▶ [Saved data entries]:

%%

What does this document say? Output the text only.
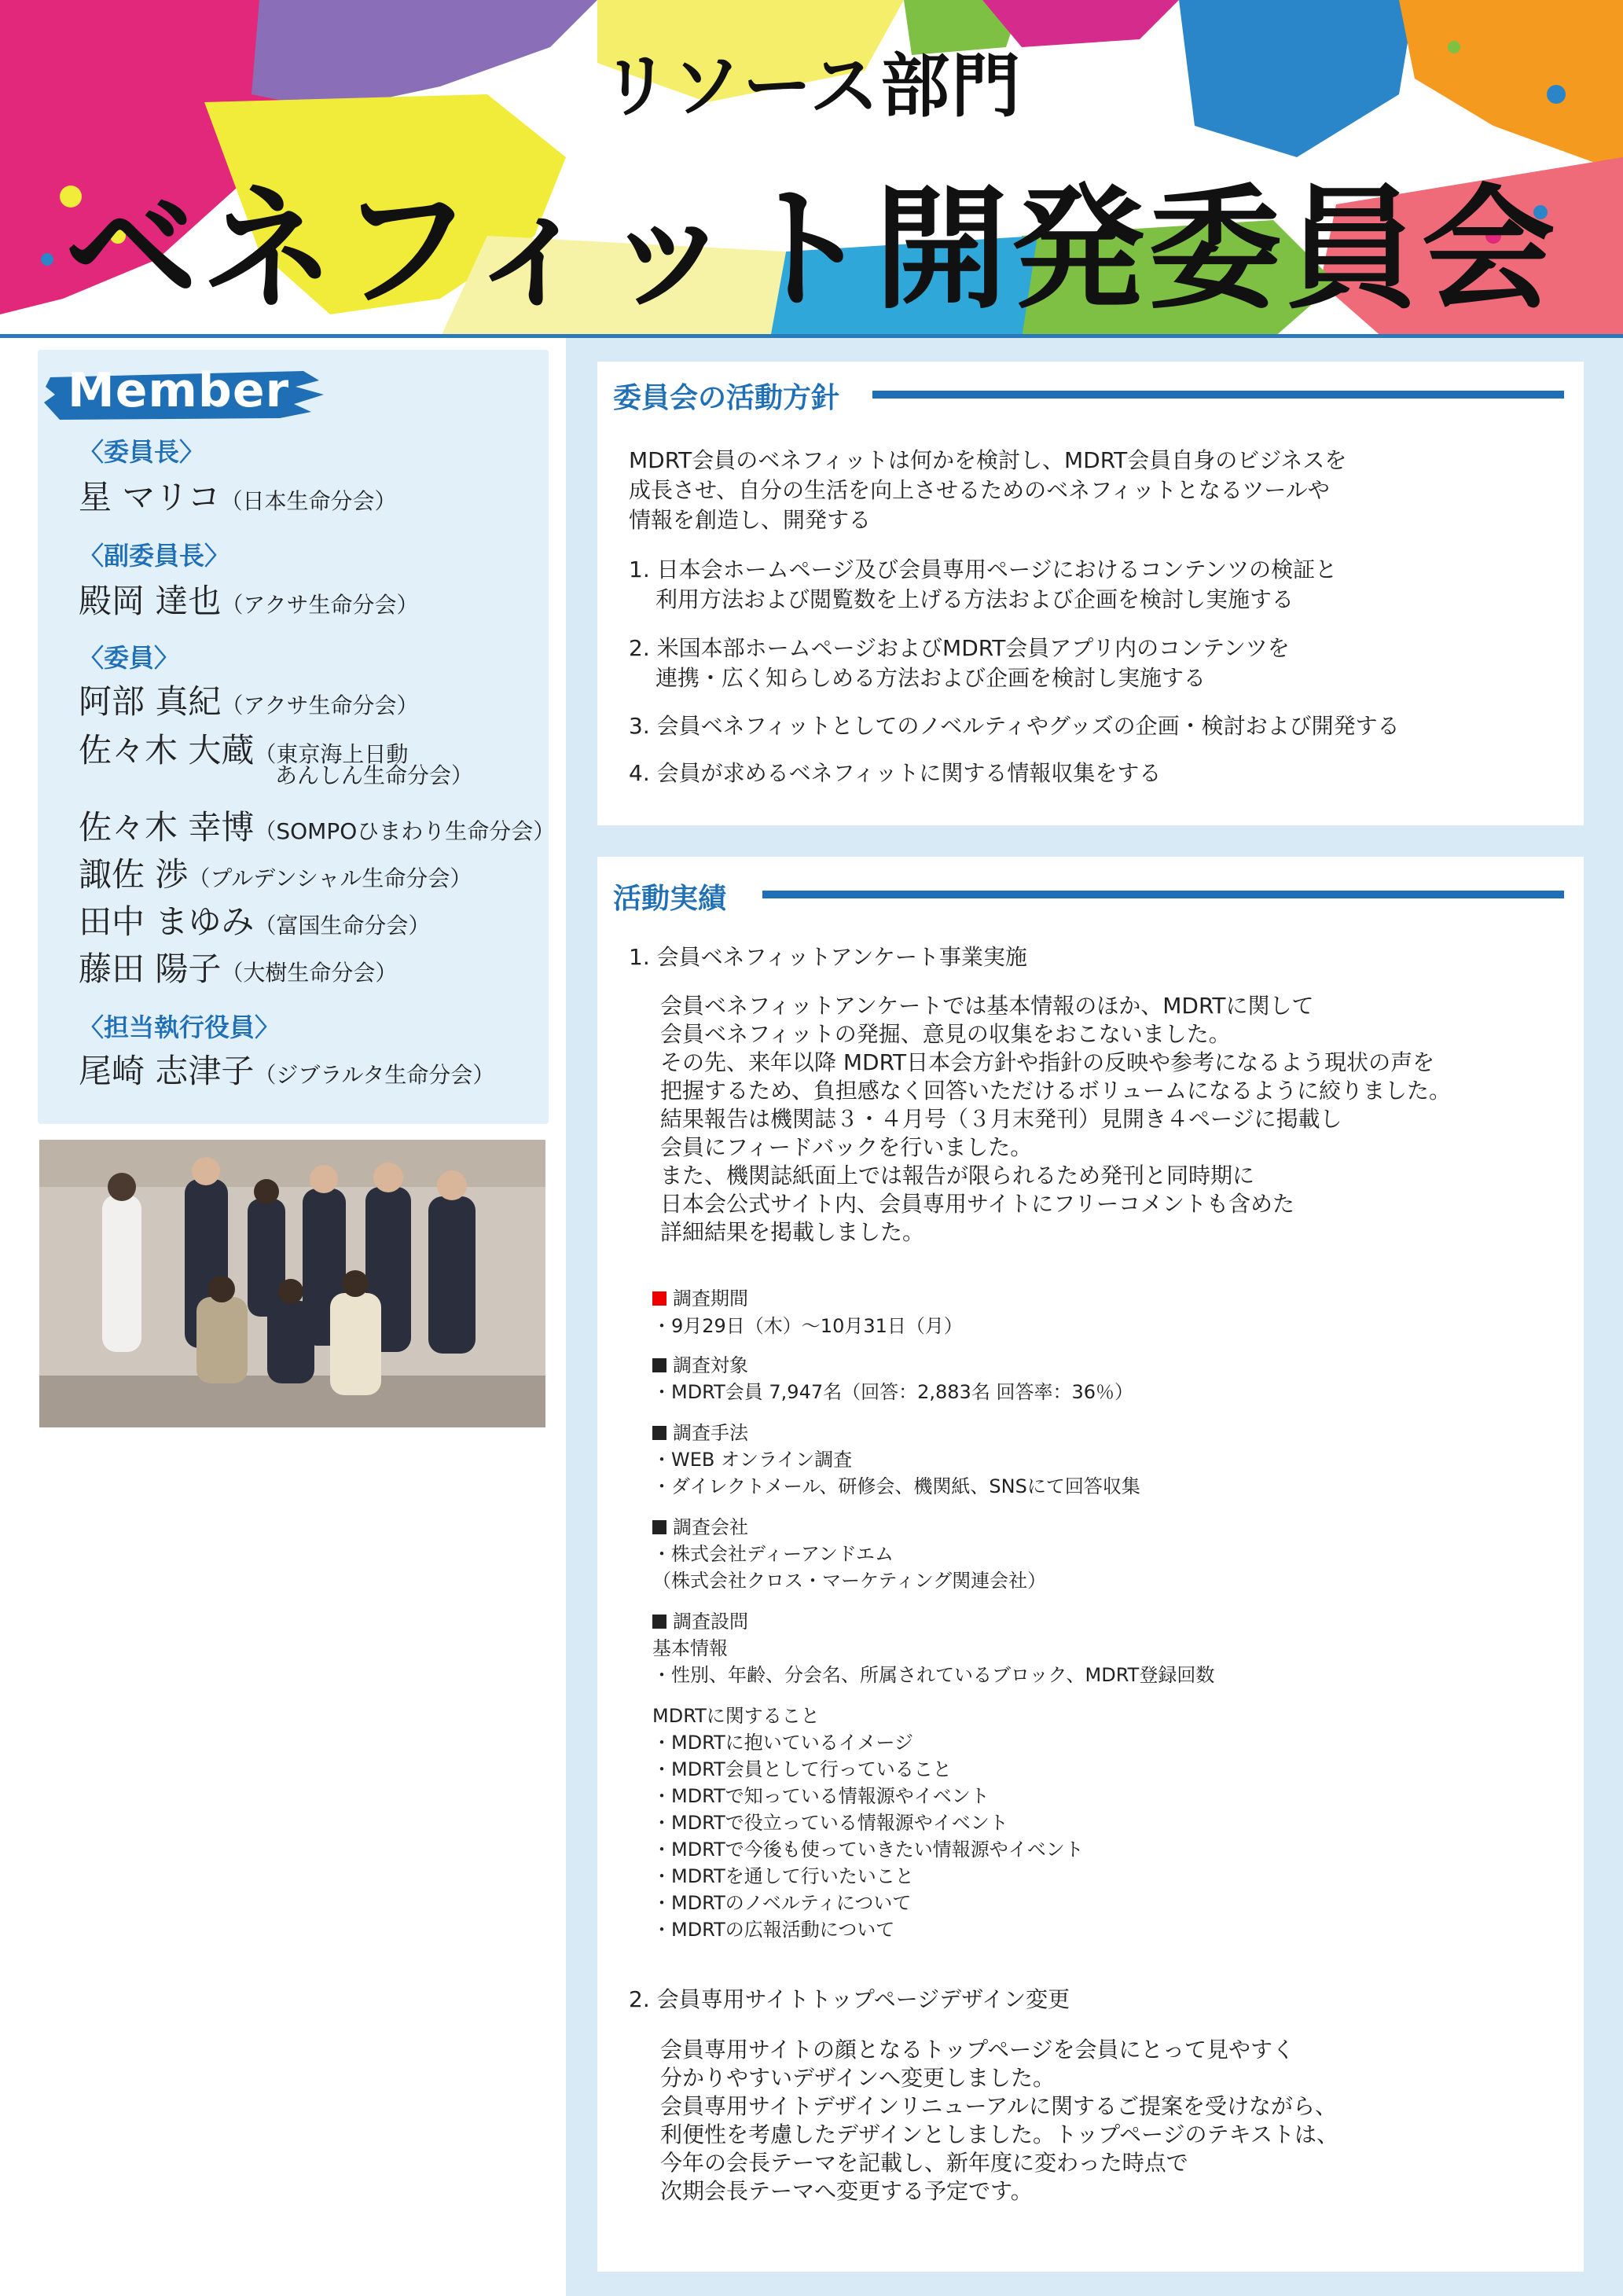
リソース部門
ベネフィット開発委員会
Member
〈委員長〉
星 マリコ（日本生命分会）
〈副委員長〉
殿岡 達也（アクサ生命分会）
〈委員〉
阿部 真紀（アクサ生命分会）
佐々木 大蔵（東京海上日動
あんしん生命分会）
佐々木 幸博（SOMPOひまわり生命分会）
諏佐 渉（プルデンシャル生命分会）
田中 まゆみ（富国生命分会）
藤田 陽子（大樹生命分会）
〈担当執行役員〉
尾崎 志津子（ジブラルタ生命分会）
委員会の活動方針
MDRT会員のベネフィットは何かを検討し、MDRT会員自身のビジネスを
成長させ、自分の生活を向上させるためのベネフィットとなるツールや
情報を創造し、開発する
1. 日本会ホームページ及び会員専用ページにおけるコンテンツの検証と
利用方法および閲覧数を上げる方法および企画を検討し実施する
2. 米国本部ホームページおよびMDRT会員アプリ内のコンテンツを
連携・広く知らしめる方法および企画を検討し実施する
3. 会員ベネフィットとしてのノベルティやグッズの企画・検討および開発する
4. 会員が求めるベネフィットに関する情報収集をする
活動実績
1. 会員ベネフィットアンケート事業実施
会員ベネフィットアンケートでは基本情報のほか、MDRTに関して
会員ベネフィットの発掘、意見の収集をおこないました。
その先、来年以降 MDRT日本会方針や指針の反映や参考になるよう現状の声を
把握するため、負担感なく回答いただけるボリュームになるように絞りました。
結果報告は機関誌３・４月号（３月末発刊）見開き４ページに掲載し
会員にフィードバックを行いました。
また、機関誌紙面上では報告が限られるため発刊と同時期に
日本会公式サイト内、会員専用サイトにフリーコメントも含めた
詳細結果を掲載しました。
調査期間
・9月29日（木）〜10月31日（月）
調査対象
・MDRT会員 7,947名（回答：2,883名 回答率：36％）
調査手法
・WEB オンライン調査
・ダイレクトメール、研修会、機関紙、SNSにて回答収集
調査会社
・株式会社ディーアンドエム
（株式会社クロス・マーケティング関連会社）
調査設問
基本情報
・性別、年齢、分会名、所属されているブロック、MDRT登録回数
MDRTに関すること
・MDRTに抱いているイメージ
・MDRT会員として行っていること
・MDRTで知っている情報源やイベント
・MDRTで役立っている情報源やイベント
・MDRTで今後も使っていきたい情報源やイベント
・MDRTを通して行いたいこと
・MDRTのノベルティについて
・MDRTの広報活動について
2. 会員専用サイトトップページデザイン変更
会員専用サイトの顔となるトップページを会員にとって見やすく
分かりやすいデザインへ変更しました。
会員専用サイトデザインリニューアルに関するご提案を受けながら、
利便性を考慮したデザインとしました。トップページのテキストは、
今年の会長テーマを記載し、新年度に変わった時点で
次期会長テーマへ変更する予定です。
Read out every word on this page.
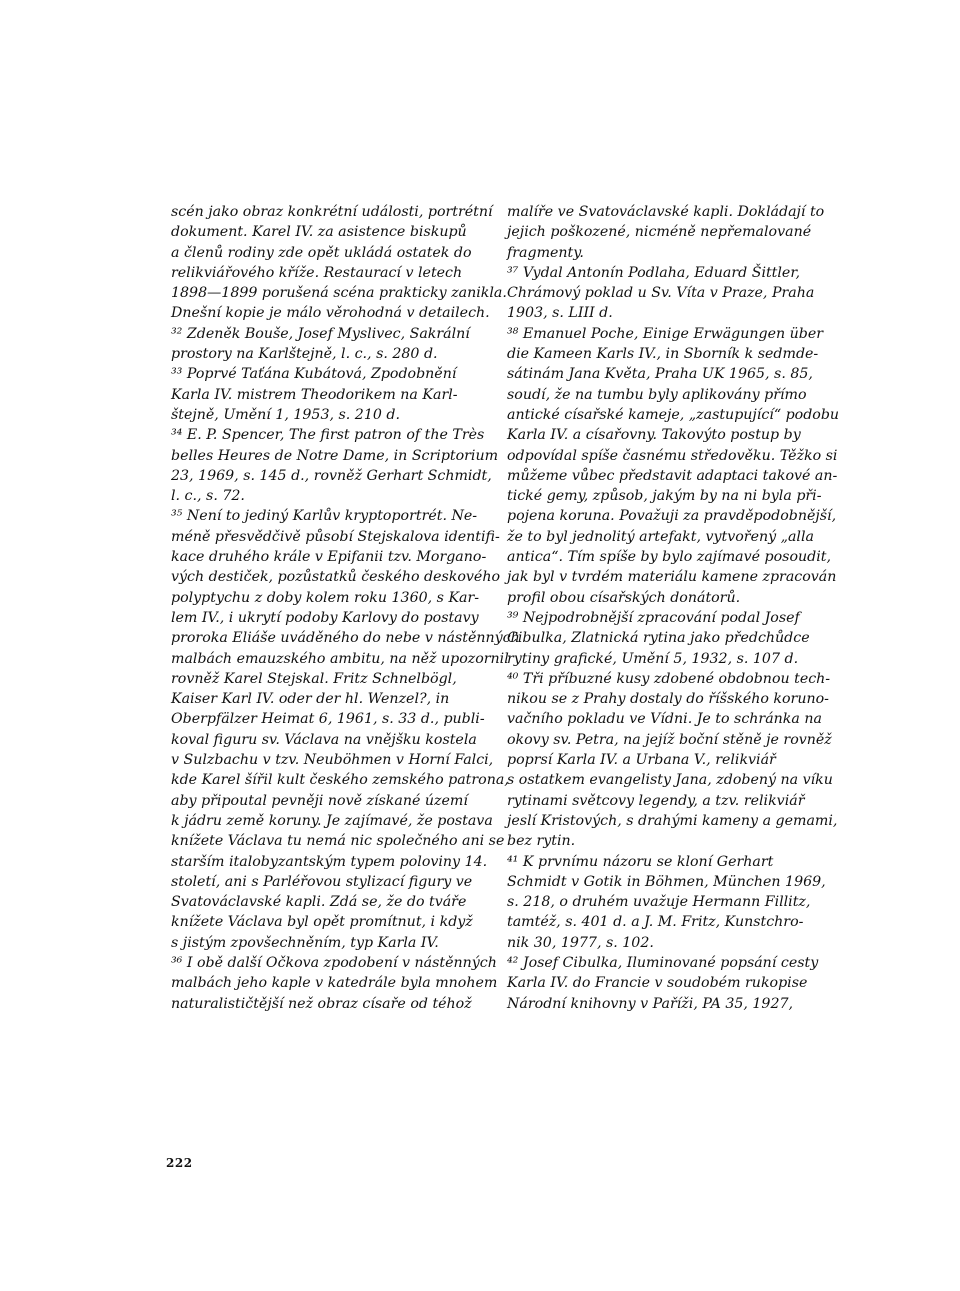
scén jako obraz konkrétní události, portrétní
dokument. Karel IV. za asistence biskupů
a členů rodiny zde opět ukládá ostatek do
relikviářového kříže. Restaurací v letech
1898—1899 porušená scéna prakticky zanikla.
Dnešní kopie je málo věrohodná v detailech.
³² Zdeněk Bouše, Josef Myslivec, Sakrální
prostory na Karlštejně, l. c., s. 280 d.
³³ Poprvé Taťána Kubátová, Zpodobnění
Karla IV. mistrem Theodorikem na Karl-
štejně, Umění 1, 1953, s. 210 d.
³⁴ E. P. Spencer, The first patron of the Très
belles Heures de Notre Dame, in Scriptorium
23, 1969, s. 145 d., rovněž Gerhart Schmidt,
l. c., s. 72.
³⁵ Není to jediný Karlův kryptoportrét. Ne-
méně přesvědčivě působí Stejskalova identifi-
kace druhého krále v Epifanii tzv. Morgano-
vých destiček, pozůstatků českého deskového
polyptychu z doby kolem roku 1360, s Kar-
lem IV., i ukrytí podoby Karlovy do postavy
proroka Eliáše uváděného do nebe v nástěnných
malbách emauzského ambitu, na něž upozornil
rovněž Karel Stejskal. Fritz Schnelbögl,
Kaiser Karl IV. oder der hl. Wenzel?, in
Oberpfälzer Heimat 6, 1961, s. 33 d., publi-
koval figuru sv. Václava na vnějšku kostela
v Sulzbachu v tzv. Neuböhmen v Horní Falci,
kde Karel šířil kult českého zemského patrona,
aby připoutal pevněji nově získané území
k jádru země koruny. Je zajímavé, že postava
knížete Václava tu nemá nic společného ani se
starším italobyzantským typem poloviny 14.
století, ani s Parléřovou stylizací figury ve
Svatováclavské kapli. Zdá se, že do tváře
knížete Václava byl opět promítnut, i když
s jistým zpovšechněním, typ Karla IV.
³⁶ I obě další Očkova zpodobení v nástěnných
malbách jeho kaple v katedrále byla mnohem
naturalističtější než obraz císaře od téhož
malíře ve Svatováclavské kapli. Dokládají to
jejich poškozené, nicméně nepřemalované
fragmenty.
³⁷ Vydal Antonín Podlaha, Eduard Šittler,
Chrámový poklad u Sv. Víta v Praze, Praha
1903, s. LIII d.
³⁸ Emanuel Poche, Einige Erwägungen über
die Kameen Karls IV., in Sborník k sedmde-
sátinám Jana Květa, Praha UK 1965, s. 85,
soudí, že na tumbu byly aplikovány přímo
antické císařské kameje, „zastupující“ podobu
Karla IV. a císařovny. Takovýto postup by
odpovídal spíše časnému středověku. Těžko si
můžeme vůbec představit adaptaci takové an-
tické gemy, způsob, jakým by na ni byla při-
pojena koruna. Považuji za pravděpodobnější,
že to byl jednolitý artefakt, vytvořený „alla
antica“. Tím spíše by bylo zajímavé posoudit,
jak byl v tvrdém materiálu kamene zpracován
profil obou císařských donátorů.
³⁹ Nejpodrobnější zpracování podal Josef
Cibulka, Zlatnická rytina jako předchůdce
rytiny grafické, Umění 5, 1932, s. 107 d.
⁴⁰ Tři příbuzné kusy zdobené obdobnou tech-
nikou se z Prahy dostaly do říšského koruno-
vačního pokladu ve Vídni. Je to schránka na
okovy sv. Petra, na jejíž boční stěně je rovněž
poprsí Karla IV. a Urbana V., relikviář
s ostatkem evangelisty Jana, zdobený na víku
rytinami světcovy legendy, a tzv. relikviář
jeslí Kristových, s drahými kameny a gemami,
bez rytin.
⁴¹ K prvnímu názoru se kloní Gerhart
Schmidt v Gotik in Böhmen, München 1969,
s. 218, o druhém uvažuje Hermann Fillitz,
tamtéž, s. 401 d. a J. M. Fritz, Kunstchro-
nik 30, 1977, s. 102.
⁴² Josef Cibulka, Iluminované popsání cesty
Karla IV. do Francie v soudobém rukopise
Národní knihovny v Paříži, PA 35, 1927,
222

%%

▶ [What the task requires]: Repeat the material above in full and exactly, omitting the pictures.

▶ [Response to this task]:
What does this document say? Output the text only.
リソース部門
ベネフィット開発委員会
Member
〈委員長〉
星 マリコ（日本生命分会）
〈副委員長〉
殿岡 達也（アクサ生命分会）
〈委員〉
阿部 真紀（アクサ生命分会）
佐々木 大蔵（東京海上日動
あんしん生命分会）
佐々木 幸博（SOMPOひまわり生命分会）
諏佐 渉（プルデンシャル生命分会）
田中 まゆみ（富国生命分会）
藤田 陽子（大樹生命分会）
〈担当執行役員〉
尾崎 志津子（ジブラルタ生命分会）
委員会の活動方針
MDRT会員のベネフィットは何かを検討し、MDRT会員自身のビジネスを
成長させ、自分の生活を向上させるためのベネフィットとなるツールや
情報を創造し、開発する
1. 日本会ホームページ及び会員専用ページにおけるコンテンツの検証と
利用方法および閲覧数を上げる方法および企画を検討し実施する
2. 米国本部ホームページおよびMDRT会員アプリ内のコンテンツを
連携・広く知らしめる方法および企画を検討し実施する
3. 会員ベネフィットとしてのノベルティやグッズの企画・検討および開発する
4. 会員が求めるベネフィットに関する情報収集をする
活動実績
1. 会員ベネフィットアンケート事業実施
会員ベネフィットアンケートでは基本情報のほか、MDRTに関して
会員ベネフィットの発掘、意見の収集をおこないました。
その先、来年以降 MDRT日本会方針や指針の反映や参考になるよう現状の声を
把握するため、負担感なく回答いただけるボリュームになるように絞りました。
結果報告は機関誌３・４月号（３月末発刊）見開き４ページに掲載し
会員にフィードバックを行いました。
また、機関誌紙面上では報告が限られるため発刊と同時期に
日本会公式サイト内、会員専用サイトにフリーコメントも含めた
詳細結果を掲載しました。
調査期間
・9月29日（木）〜10月31日（月）
調査対象
・MDRT会員 7,947名（回答：2,883名 回答率：36％）
調査手法
・WEB オンライン調査
・ダイレクトメール、研修会、機関紙、SNSにて回答収集
調査会社
・株式会社ディーアンドエム
（株式会社クロス・マーケティング関連会社）
調査設問
基本情報
・性別、年齢、分会名、所属されているブロック、MDRT登録回数
MDRTに関すること
・MDRTに抱いているイメージ
・MDRT会員として行っていること
・MDRTで知っている情報源やイベント
・MDRTで役立っている情報源やイベント
・MDRTで今後も使っていきたい情報源やイベント
・MDRTを通して行いたいこと
・MDRTのノベルティについて
・MDRTの広報活動について
2. 会員専用サイトトップページデザイン変更
会員専用サイトの顔となるトップページを会員にとって見やすく
分かりやすいデザインへ変更しました。
会員専用サイトデザインリニューアルに関するご提案を受けながら、
利便性を考慮したデザインとしました。トップページのテキストは、
今年の会長テーマを記載し、新年度に変わった時点で
次期会長テーマへ変更する予定です。
Read out every word on this page.
scén jako obraz konkrétní události, portrétní
dokument. Karel IV. za asistence biskupů
a členů rodiny zde opět ukládá ostatek do
relikviářového kříže. Restaurací v letech
1898—1899 porušená scéna prakticky zanikla.
Dnešní kopie je málo věrohodná v detailech.
³² Zdeněk Bouše, Josef Myslivec, Sakrální
prostory na Karlštejně, l. c., s. 280 d.
³³ Poprvé Taťána Kubátová, Zpodobnění
Karla IV. mistrem Theodorikem na Karl-
štejně, Umění 1, 1953, s. 210 d.
³⁴ E. P. Spencer, The first patron of the Très
belles Heures de Notre Dame, in Scriptorium
23, 1969, s. 145 d., rovněž Gerhart Schmidt,
l. c., s. 72.
³⁵ Není to jediný Karlův kryptoportrét. Ne-
méně přesvědčivě působí Stejskalova identifi-
kace druhého krále v Epifanii tzv. Morgano-
vých destiček, pozůstatků českého deskového
polyptychu z doby kolem roku 1360, s Kar-
lem IV., i ukrytí podoby Karlovy do postavy
proroka Eliáše uváděného do nebe v nástěnných
malbách emauzského ambitu, na něž upozornil
rovněž Karel Stejskal. Fritz Schnelbögl,
Kaiser Karl IV. oder der hl. Wenzel?, in
Oberpfälzer Heimat 6, 1961, s. 33 d., publi-
koval figuru sv. Václava na vnějšku kostela
v Sulzbachu v tzv. Neuböhmen v Horní Falci,
kde Karel šířil kult českého zemského patrona,
aby připoutal pevněji nově získané území
k jádru země koruny. Je zajímavé, že postava
knížete Václava tu nemá nic společného ani se
starším italobyzantským typem poloviny 14.
století, ani s Parléřovou stylizací figury ve
Svatováclavské kapli. Zdá se, že do tváře
knížete Václava byl opět promítnut, i když
s jistým zpovšechněním, typ Karla IV.
³⁶ I obě další Očkova zpodobení v nástěnných
malbách jeho kaple v katedrále byla mnohem
naturalističtější než obraz císaře od téhož
malíře ve Svatováclavské kapli. Dokládají to
jejich poškozené, nicméně nepřemalované
fragmenty.
³⁷ Vydal Antonín Podlaha, Eduard Šittler,
Chrámový poklad u Sv. Víta v Praze, Praha
1903, s. LIII d.
³⁸ Emanuel Poche, Einige Erwägungen über
die Kameen Karls IV., in Sborník k sedmde-
sátinám Jana Květa, Praha UK 1965, s. 85,
soudí, že na tumbu byly aplikovány přímo
antické císařské kameje, „zastupující“ podobu
Karla IV. a císařovny. Takovýto postup by
odpovídal spíše časnému středověku. Těžko si
můžeme vůbec představit adaptaci takové an-
tické gemy, způsob, jakým by na ni byla při-
pojena koruna. Považuji za pravděpodobnější,
že to byl jednolitý artefakt, vytvořený „alla
antica“. Tím spíše by bylo zajímavé posoudit,
jak byl v tvrdém materiálu kamene zpracován
profil obou císařských donátorů.
³⁹ Nejpodrobnější zpracování podal Josef
Cibulka, Zlatnická rytina jako předchůdce
rytiny grafické, Umění 5, 1932, s. 107 d.
⁴⁰ Tři příbuzné kusy zdobené obdobnou tech-
nikou se z Prahy dostaly do říšského koruno-
vačního pokladu ve Vídni. Je to schránka na
okovy sv. Petra, na jejíž boční stěně je rovněž
poprsí Karla IV. a Urbana V., relikviář
s ostatkem evangelisty Jana, zdobený na víku
rytinami světcovy legendy, a tzv. relikviář
jeslí Kristových, s drahými kameny a gemami,
bez rytin.
⁴¹ K prvnímu názoru se kloní Gerhart
Schmidt v Gotik in Böhmen, München 1969,
s. 218, o druhém uvažuje Hermann Fillitz,
tamtéž, s. 401 d. a J. M. Fritz, Kunstchro-
nik 30, 1977, s. 102.
⁴² Josef Cibulka, Iluminované popsání cesty
Karla IV. do Francie v soudobém rukopise
Národní knihovny v Paříži, PA 35, 1927,
222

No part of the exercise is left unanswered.